## Start Supplied information

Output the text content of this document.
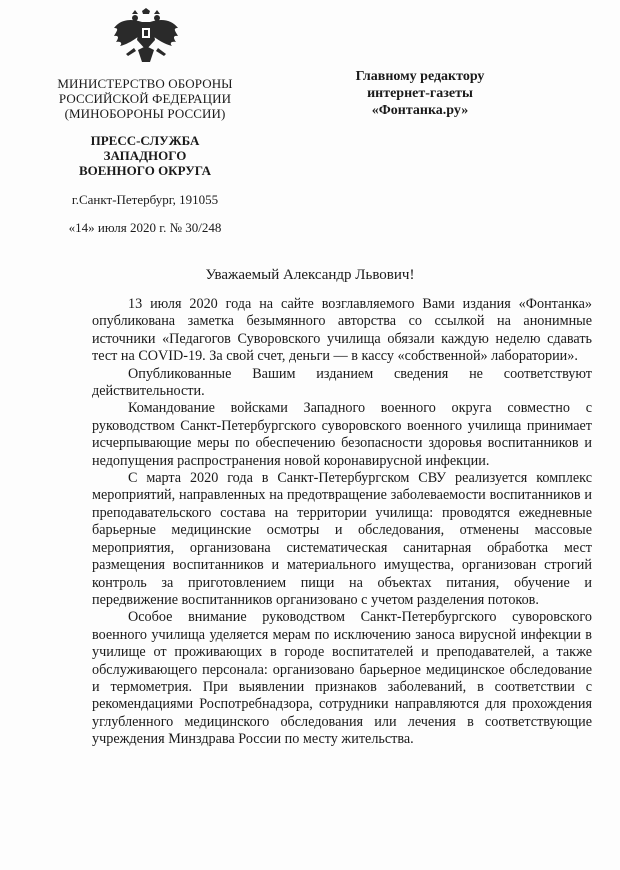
МИНИСТЕРСТВО ОБОРОНЫ
РОССИЙСКОЙ ФЕДЕРАЦИИ
(МИНОБОРОНЫ РОССИИ)
ПРЕСС-СЛУЖБА
ЗАПАДНОГО
ВОЕННОГО ОКРУГА
г.Санкт-Петербург, 191055
«14» июля 2020 г. № 30/248
Главному редактору
интернет-газеты
«Фонтанка.ру»
Уважаемый Александр Львович!

13 июля 2020 года на сайте возглавляемого Вами издания «Фонтанка» опубликована заметка безымянного авторства со ссылкой на анонимные источники «Педагогов Суворовского училища обязали каждую неделю сдавать тест на COVID-19. За свой счет, деньги — в кассу «собственной» лаборатории».

Опубликованные Вашим изданием сведения не соответствуют действительности.

Командование войсками Западного военного округа совместно с руководством Санкт-Петербургского суворовского военного училища принимает исчерпывающие меры по обеспечению безопасности здоровья воспитанников и недопущения распространения новой коронавирусной инфекции.

С марта 2020 года в Санкт-Петербургском СВУ реализуется комплекс мероприятий, направленных на предотвращение заболеваемости воспитанников и преподавательского состава на территории училища: проводятся ежедневные барьерные медицинские осмотры и обследования, отменены массовые мероприятия, организована систематическая санитарная обработка мест размещения воспитанников и материального имущества, организован строгий контроль за приготовлением пищи на объектах питания, обучение и передвижение воспитанников организовано с учетом разделения потоков.

Особое внимание руководством Санкт-Петербургского суворовского военного училища уделяется мерам по исключению заноса вирусной инфекции в училище от проживающих в городе воспитателей и преподавателей, а также обслуживающего персонала: организовано барьерное медицинское обследование и термометрия. При выявлении признаков заболеваний, в соответствии с рекомендациями Роспотребнадзора, сотрудники направляются для прохождения углубленного медицинского обследования или лечения в соответствующие учреждения Минздрава России по месту жительства.
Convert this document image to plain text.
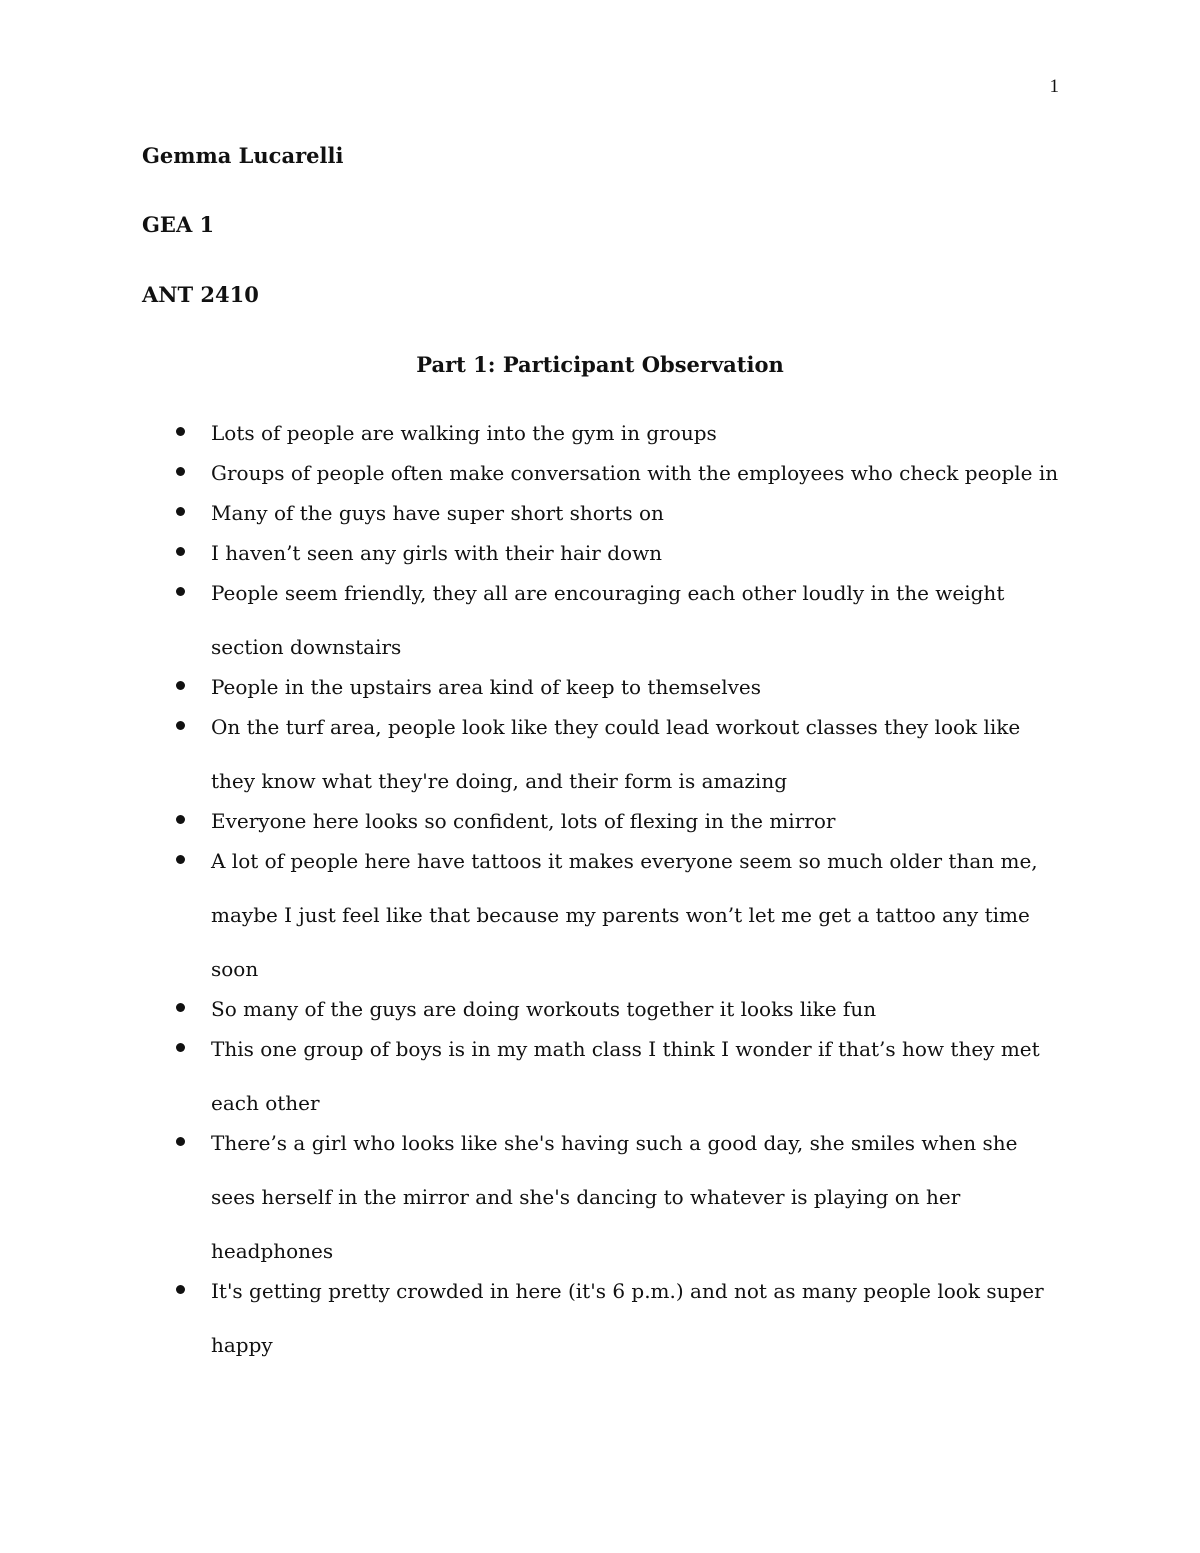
1
Gemma Lucarelli
GEA 1
ANT 2410
Part 1: Participant Observation
Lots of people are walking into the gym in groups
Groups of people often make conversation with the employees who check people in
Many of the guys have super short shorts on
I haven’t seen any girls with their hair down
People seem friendly, they all are encouraging each other loudly in the weight section downstairs
People in the upstairs area kind of keep to themselves
On the turf area, people look like they could lead workout classes they look like they know what they're doing, and their form is amazing
Everyone here looks so confident, lots of flexing in the mirror
A lot of people here have tattoos it makes everyone seem so much older than me, maybe I just feel like that because my parents won’t let me get a tattoo any time soon
So many of the guys are doing workouts together it looks like fun
This one group of boys is in my math class I think I wonder if that’s how they met each other
There’s a girl who looks like she's having such a good day, she smiles when she sees herself in the mirror and she's dancing to whatever is playing on her headphones
It's getting pretty crowded in here (it's 6 p.m.) and not as many people look super happy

## End Supplied information

> **What to do**
Only the lines from the one containing "Convert this document image to plain text." through the last line of the data belong in the copy, both included and reproduced exactly. Pictures do not.

> **Right answer**
Convert this document image to plain text.
1
Gemma Lucarelli
GEA 1
ANT 2410
Part 1: Participant Observation
Lots of people are walking into the gym in groups
Groups of people often make conversation with the employees who check people in
Many of the guys have super short shorts on
I haven’t seen any girls with their hair down
People seem friendly, they all are encouraging each other loudly in the weight section downstairs
People in the upstairs area kind of keep to themselves
On the turf area, people look like they could lead workout classes they look like they know what they're doing, and their form is amazing
Everyone here looks so confident, lots of flexing in the mirror
A lot of people here have tattoos it makes everyone seem so much older than me, maybe I just feel like that because my parents won’t let me get a tattoo any time soon
So many of the guys are doing workouts together it looks like fun
This one group of boys is in my math class I think I wonder if that’s how they met each other
There’s a girl who looks like she's having such a good day, she smiles when she sees herself in the mirror and she's dancing to whatever is playing on her headphones
It's getting pretty crowded in here (it's 6 p.m.) and not as many people look super happy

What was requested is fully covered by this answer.